Give only the number of lines in the listing below where the string "Beton" occurs.

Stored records
BEGIN

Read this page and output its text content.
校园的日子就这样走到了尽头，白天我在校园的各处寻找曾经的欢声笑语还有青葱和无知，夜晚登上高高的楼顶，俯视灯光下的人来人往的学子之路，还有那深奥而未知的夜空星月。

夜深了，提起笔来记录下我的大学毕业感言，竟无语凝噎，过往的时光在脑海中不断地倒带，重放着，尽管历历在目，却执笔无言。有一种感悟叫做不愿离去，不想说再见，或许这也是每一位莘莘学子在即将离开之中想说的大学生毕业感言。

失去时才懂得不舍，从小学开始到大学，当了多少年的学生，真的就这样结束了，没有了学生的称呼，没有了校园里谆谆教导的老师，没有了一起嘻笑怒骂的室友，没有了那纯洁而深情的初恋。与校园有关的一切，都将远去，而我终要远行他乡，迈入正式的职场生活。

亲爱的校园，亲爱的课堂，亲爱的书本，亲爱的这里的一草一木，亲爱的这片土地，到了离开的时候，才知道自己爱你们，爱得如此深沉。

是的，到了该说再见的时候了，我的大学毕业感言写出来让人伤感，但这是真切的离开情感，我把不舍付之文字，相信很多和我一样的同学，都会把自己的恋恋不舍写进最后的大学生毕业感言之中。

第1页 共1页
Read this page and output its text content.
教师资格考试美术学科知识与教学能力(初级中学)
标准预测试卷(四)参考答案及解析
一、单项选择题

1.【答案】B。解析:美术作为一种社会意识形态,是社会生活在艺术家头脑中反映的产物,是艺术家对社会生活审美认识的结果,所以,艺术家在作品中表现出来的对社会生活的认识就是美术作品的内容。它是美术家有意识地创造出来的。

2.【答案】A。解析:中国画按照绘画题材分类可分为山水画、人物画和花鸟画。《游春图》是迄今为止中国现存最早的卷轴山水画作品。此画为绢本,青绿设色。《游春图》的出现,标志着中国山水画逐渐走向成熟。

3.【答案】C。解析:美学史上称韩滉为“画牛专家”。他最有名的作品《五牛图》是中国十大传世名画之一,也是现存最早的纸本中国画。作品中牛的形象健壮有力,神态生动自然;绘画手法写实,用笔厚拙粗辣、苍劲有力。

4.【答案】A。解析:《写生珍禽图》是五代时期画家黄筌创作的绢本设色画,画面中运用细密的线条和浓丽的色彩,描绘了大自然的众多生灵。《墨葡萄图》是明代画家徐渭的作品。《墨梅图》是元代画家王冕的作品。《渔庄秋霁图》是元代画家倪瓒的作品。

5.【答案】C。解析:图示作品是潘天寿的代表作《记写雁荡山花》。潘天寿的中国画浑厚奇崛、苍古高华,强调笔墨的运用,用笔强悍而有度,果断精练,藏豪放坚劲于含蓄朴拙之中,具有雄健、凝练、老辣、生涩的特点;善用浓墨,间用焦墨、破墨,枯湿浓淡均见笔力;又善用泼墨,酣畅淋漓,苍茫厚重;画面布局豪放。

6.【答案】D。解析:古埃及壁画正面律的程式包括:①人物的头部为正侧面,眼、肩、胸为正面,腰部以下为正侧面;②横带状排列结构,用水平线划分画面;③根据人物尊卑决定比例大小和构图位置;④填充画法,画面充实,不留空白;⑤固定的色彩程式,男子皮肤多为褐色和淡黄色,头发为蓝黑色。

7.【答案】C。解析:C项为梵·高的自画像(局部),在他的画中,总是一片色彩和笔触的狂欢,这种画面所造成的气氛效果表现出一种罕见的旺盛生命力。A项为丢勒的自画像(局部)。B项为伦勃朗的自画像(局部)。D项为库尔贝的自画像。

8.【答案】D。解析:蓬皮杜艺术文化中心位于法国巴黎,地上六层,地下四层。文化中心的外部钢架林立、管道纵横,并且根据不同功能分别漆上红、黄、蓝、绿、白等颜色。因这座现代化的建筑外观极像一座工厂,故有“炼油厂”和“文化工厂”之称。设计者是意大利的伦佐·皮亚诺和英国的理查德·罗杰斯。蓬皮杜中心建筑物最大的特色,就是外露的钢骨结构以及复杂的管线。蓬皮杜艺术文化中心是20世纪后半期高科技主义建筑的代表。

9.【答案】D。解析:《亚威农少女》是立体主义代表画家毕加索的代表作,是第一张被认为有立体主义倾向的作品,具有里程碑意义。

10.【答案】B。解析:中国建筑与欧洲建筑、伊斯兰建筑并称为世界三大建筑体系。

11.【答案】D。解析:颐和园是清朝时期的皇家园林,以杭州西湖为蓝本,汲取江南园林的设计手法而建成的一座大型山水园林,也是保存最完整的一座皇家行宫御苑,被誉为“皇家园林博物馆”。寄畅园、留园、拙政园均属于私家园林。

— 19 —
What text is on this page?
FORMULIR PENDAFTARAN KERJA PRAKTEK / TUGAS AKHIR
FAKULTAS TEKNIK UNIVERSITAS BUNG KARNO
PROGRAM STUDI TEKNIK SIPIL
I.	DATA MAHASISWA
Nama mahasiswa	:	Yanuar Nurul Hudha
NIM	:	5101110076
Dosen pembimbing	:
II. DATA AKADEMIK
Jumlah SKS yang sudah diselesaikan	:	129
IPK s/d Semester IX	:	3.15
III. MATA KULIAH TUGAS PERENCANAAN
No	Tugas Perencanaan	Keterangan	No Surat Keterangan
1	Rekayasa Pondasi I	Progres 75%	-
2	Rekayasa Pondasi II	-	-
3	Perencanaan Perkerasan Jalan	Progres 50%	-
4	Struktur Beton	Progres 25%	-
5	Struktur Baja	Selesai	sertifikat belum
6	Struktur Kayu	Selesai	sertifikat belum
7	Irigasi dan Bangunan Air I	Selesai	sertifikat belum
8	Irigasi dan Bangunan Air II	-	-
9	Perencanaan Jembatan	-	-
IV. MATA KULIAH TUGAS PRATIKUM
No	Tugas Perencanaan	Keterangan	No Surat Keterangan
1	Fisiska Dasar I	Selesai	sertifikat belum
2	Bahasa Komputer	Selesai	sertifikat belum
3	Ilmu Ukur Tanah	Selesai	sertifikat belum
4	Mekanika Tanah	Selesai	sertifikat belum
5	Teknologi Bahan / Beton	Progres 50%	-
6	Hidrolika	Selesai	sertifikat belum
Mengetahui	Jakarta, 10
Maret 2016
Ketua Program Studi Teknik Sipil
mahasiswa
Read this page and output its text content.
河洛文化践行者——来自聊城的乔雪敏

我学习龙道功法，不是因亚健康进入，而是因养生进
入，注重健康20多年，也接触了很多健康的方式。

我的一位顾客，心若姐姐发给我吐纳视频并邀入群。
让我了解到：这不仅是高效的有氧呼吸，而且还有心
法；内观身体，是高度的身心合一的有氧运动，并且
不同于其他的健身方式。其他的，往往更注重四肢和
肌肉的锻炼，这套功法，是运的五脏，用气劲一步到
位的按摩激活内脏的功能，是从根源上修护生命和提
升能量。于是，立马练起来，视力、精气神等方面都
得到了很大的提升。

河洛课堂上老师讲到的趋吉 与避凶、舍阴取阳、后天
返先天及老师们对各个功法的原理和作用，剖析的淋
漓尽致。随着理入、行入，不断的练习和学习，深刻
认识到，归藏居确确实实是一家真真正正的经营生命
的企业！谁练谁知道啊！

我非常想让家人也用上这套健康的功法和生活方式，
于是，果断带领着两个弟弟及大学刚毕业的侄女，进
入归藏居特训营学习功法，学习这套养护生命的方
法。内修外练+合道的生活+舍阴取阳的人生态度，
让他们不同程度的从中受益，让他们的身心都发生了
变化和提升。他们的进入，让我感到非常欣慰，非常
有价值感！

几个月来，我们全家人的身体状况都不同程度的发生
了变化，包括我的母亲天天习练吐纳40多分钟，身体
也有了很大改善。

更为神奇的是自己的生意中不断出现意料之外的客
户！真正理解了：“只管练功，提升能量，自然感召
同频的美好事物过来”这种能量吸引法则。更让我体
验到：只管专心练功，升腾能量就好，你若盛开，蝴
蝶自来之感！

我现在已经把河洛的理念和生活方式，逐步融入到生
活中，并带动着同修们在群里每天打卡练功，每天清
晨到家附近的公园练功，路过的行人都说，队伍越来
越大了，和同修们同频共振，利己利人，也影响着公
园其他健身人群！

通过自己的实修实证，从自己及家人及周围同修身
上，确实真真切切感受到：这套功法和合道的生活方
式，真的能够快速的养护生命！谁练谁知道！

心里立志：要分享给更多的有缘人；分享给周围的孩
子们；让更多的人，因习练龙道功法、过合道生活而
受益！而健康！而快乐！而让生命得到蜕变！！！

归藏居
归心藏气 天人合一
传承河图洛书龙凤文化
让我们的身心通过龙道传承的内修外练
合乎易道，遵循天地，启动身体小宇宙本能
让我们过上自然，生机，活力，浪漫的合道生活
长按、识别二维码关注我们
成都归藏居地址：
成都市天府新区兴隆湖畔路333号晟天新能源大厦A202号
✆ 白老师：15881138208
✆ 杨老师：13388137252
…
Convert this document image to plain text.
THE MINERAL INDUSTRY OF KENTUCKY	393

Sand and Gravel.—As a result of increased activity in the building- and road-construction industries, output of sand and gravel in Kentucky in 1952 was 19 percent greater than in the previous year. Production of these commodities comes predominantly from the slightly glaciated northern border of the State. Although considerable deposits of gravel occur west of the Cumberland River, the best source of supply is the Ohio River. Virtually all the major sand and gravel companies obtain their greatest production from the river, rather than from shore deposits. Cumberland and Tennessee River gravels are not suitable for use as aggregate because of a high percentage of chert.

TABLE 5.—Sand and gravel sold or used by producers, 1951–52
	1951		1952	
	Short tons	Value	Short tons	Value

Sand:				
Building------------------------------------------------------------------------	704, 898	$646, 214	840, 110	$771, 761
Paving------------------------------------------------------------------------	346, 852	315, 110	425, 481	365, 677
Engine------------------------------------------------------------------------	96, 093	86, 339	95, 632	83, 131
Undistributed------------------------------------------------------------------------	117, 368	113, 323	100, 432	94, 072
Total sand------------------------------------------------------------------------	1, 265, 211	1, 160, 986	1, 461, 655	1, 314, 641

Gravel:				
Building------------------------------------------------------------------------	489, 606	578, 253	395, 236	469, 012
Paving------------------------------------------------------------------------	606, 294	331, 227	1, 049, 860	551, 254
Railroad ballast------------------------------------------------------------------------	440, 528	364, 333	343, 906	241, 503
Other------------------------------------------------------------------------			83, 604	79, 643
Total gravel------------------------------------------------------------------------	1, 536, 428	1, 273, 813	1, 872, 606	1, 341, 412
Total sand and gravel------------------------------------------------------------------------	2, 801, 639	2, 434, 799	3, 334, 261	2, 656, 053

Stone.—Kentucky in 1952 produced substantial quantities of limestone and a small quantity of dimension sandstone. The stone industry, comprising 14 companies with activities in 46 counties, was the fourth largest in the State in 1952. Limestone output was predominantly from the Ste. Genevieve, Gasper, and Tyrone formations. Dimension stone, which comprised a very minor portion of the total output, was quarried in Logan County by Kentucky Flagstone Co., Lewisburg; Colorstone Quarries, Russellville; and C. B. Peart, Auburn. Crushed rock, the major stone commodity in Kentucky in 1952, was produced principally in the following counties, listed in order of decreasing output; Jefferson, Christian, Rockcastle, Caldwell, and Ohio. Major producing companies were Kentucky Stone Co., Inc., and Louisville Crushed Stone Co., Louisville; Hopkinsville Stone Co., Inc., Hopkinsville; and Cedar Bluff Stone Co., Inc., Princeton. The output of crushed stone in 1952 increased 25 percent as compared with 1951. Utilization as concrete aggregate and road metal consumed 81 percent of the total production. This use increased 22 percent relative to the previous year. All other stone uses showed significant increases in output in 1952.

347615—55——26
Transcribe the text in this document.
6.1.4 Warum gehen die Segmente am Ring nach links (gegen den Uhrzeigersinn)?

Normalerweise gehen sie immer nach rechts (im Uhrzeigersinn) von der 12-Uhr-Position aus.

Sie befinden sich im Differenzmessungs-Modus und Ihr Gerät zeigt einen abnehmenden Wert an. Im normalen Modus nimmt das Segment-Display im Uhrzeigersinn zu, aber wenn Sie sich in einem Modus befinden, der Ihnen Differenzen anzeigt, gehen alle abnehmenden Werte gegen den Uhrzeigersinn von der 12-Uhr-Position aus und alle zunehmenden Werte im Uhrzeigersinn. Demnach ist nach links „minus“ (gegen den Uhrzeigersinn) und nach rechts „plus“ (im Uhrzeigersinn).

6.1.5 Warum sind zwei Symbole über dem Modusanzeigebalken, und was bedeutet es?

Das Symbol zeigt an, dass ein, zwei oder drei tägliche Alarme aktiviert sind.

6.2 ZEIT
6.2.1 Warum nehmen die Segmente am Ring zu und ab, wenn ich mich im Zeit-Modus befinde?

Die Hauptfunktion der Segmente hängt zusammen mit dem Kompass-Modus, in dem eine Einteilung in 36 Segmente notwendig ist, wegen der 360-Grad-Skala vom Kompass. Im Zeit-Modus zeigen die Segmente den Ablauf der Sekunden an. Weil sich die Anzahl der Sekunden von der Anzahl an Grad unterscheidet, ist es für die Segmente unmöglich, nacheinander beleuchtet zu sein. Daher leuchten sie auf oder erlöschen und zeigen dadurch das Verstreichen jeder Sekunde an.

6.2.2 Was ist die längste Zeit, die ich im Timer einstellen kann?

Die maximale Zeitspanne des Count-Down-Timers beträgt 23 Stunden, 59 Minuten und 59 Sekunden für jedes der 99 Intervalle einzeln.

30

END

● **Final result**: 2